__WRITTEN REQUEST__
Retype the data below without altering anything.

__DATA FOR PROCESSING__
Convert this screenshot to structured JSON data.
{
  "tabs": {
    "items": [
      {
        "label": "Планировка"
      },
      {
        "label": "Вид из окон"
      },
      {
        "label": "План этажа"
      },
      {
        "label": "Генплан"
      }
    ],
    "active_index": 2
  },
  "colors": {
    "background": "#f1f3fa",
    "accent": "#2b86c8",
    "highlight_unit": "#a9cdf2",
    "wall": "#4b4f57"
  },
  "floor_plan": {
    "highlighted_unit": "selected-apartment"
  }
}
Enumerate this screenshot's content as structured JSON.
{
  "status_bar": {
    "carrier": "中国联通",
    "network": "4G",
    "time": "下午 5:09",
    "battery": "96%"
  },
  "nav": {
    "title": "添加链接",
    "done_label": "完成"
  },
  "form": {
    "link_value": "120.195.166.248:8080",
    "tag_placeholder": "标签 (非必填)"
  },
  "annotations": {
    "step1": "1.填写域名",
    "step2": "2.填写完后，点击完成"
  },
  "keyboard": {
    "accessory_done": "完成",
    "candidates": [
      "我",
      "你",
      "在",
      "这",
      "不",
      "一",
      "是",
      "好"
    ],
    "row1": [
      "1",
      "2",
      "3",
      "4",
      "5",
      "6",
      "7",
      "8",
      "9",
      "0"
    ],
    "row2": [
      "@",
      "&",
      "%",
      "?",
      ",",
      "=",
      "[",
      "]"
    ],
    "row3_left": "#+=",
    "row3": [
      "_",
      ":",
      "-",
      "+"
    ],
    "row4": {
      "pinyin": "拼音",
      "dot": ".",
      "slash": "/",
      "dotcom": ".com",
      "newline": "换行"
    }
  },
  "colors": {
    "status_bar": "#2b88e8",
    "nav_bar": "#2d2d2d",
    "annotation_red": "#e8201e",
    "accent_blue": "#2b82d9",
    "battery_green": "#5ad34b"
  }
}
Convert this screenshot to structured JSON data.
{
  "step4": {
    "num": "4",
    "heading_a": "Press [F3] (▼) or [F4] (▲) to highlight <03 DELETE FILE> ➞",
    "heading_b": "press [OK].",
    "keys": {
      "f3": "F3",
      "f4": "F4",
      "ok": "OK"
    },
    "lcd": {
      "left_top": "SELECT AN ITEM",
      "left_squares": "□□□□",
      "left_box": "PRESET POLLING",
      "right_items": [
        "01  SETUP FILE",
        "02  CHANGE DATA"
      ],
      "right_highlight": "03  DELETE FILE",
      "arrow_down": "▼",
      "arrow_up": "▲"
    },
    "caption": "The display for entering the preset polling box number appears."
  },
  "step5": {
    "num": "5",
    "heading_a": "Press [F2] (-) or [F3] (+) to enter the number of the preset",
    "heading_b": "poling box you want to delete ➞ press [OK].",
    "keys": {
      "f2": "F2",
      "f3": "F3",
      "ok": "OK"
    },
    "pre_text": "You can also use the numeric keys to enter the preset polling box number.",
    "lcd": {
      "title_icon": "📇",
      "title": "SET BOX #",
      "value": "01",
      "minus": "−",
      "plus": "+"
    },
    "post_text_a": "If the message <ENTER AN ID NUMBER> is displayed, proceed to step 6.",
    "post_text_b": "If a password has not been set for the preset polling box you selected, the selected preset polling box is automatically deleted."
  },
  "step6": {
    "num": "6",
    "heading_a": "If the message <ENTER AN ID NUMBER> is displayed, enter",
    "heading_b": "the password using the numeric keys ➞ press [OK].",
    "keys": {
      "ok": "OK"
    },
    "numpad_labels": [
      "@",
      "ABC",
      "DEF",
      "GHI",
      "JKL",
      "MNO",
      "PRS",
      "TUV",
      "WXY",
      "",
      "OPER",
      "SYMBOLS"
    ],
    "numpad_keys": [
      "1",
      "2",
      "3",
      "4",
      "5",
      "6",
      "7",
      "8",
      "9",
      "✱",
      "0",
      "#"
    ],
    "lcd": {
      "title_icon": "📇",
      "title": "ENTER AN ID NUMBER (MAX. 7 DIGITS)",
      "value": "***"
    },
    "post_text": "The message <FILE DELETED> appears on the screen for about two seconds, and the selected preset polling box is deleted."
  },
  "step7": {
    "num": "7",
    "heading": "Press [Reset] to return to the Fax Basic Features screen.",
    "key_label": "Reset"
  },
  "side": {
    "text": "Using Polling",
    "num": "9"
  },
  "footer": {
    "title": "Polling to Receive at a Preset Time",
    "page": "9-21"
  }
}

__THE ANSWER__
Convert this screenshot to structured JSON data.
{
  "tabs": {
    "items": [
      {
        "label": "Планировка"
      },
      {
        "label": "Вид из окон"
      },
      {
        "label": "План этажа"
      },
      {
        "label": "Генплан"
      }
    ],
    "active_index": 2
  },
  "colors": {
    "background": "#f1f3fa",
    "accent": "#2b86c8",
    "highlight_unit": "#a9cdf2",
    "wall": "#4b4f57"
  },
  "floor_plan": {
    "highlighted_unit": "selected-apartment"
  }
}
Enumerate this screenshot's content as structured JSON.
{
  "status_bar": {
    "carrier": "中国联通",
    "network": "4G",
    "time": "下午 5:09",
    "battery": "96%"
  },
  "nav": {
    "title": "添加链接",
    "done_label": "完成"
  },
  "form": {
    "link_value": "120.195.166.248:8080",
    "tag_placeholder": "标签 (非必填)"
  },
  "annotations": {
    "step1": "1.填写域名",
    "step2": "2.填写完后，点击完成"
  },
  "keyboard": {
    "accessory_done": "完成",
    "candidates": [
      "我",
      "你",
      "在",
      "这",
      "不",
      "一",
      "是",
      "好"
    ],
    "row1": [
      "1",
      "2",
      "3",
      "4",
      "5",
      "6",
      "7",
      "8",
      "9",
      "0"
    ],
    "row2": [
      "@",
      "&",
      "%",
      "?",
      ",",
      "=",
      "[",
      "]"
    ],
    "row3_left": "#+=",
    "row3": [
      "_",
      ":",
      "-",
      "+"
    ],
    "row4": {
      "pinyin": "拼音",
      "dot": ".",
      "slash": "/",
      "dotcom": ".com",
      "newline": "换行"
    }
  },
  "colors": {
    "status_bar": "#2b88e8",
    "nav_bar": "#2d2d2d",
    "annotation_red": "#e8201e",
    "accent_blue": "#2b82d9",
    "battery_green": "#5ad34b"
  }
}
Convert this screenshot to structured JSON data.
{
  "step4": {
    "num": "4",
    "heading_a": "Press [F3] (▼) or [F4] (▲) to highlight <03 DELETE FILE> ➞",
    "heading_b": "press [OK].",
    "keys": {
      "f3": "F3",
      "f4": "F4",
      "ok": "OK"
    },
    "lcd": {
      "left_top": "SELECT AN ITEM",
      "left_squares": "□□□□",
      "left_box": "PRESET POLLING",
      "right_items": [
        "01  SETUP FILE",
        "02  CHANGE DATA"
      ],
      "right_highlight": "03  DELETE FILE",
      "arrow_down": "▼",
      "arrow_up": "▲"
    },
    "caption": "The display for entering the preset polling box number appears."
  },
  "step5": {
    "num": "5",
    "heading_a": "Press [F2] (-) or [F3] (+) to enter the number of the preset",
    "heading_b": "poling box you want to delete ➞ press [OK].",
    "keys": {
      "f2": "F2",
      "f3": "F3",
      "ok": "OK"
    },
    "pre_text": "You can also use the numeric keys to enter the preset polling box number.",
    "lcd": {
      "title_icon": "📇",
      "title": "SET BOX #",
      "value": "01",
      "minus": "−",
      "plus": "+"
    },
    "post_text_a": "If the message <ENTER AN ID NUMBER> is displayed, proceed to step 6.",
    "post_text_b": "If a password has not been set for the preset polling box you selected, the selected preset polling box is automatically deleted."
  },
  "step6": {
    "num": "6",
    "heading_a": "If the message <ENTER AN ID NUMBER> is displayed, enter",
    "heading_b": "the password using the numeric keys ➞ press [OK].",
    "keys": {
      "ok": "OK"
    },
    "numpad_labels": [
      "@",
      "ABC",
      "DEF",
      "GHI",
      "JKL",
      "MNO",
      "PRS",
      "TUV",
      "WXY",
      "",
      "OPER",
      "SYMBOLS"
    ],
    "numpad_keys": [
      "1",
      "2",
      "3",
      "4",
      "5",
      "6",
      "7",
      "8",
      "9",
      "✱",
      "0",
      "#"
    ],
    "lcd": {
      "title_icon": "📇",
      "title": "ENTER AN ID NUMBER (MAX. 7 DIGITS)",
      "value": "***"
    },
    "post_text": "The message <FILE DELETED> appears on the screen for about two seconds, and the selected preset polling box is deleted."
  },
  "step7": {
    "num": "7",
    "heading": "Press [Reset] to return to the Fax Basic Features screen.",
    "key_label": "Reset"
  },
  "side": {
    "text": "Using Polling",
    "num": "9"
  },
  "footer": {
    "title": "Polling to Receive at a Preset Time",
    "page": "9-21"
  }
}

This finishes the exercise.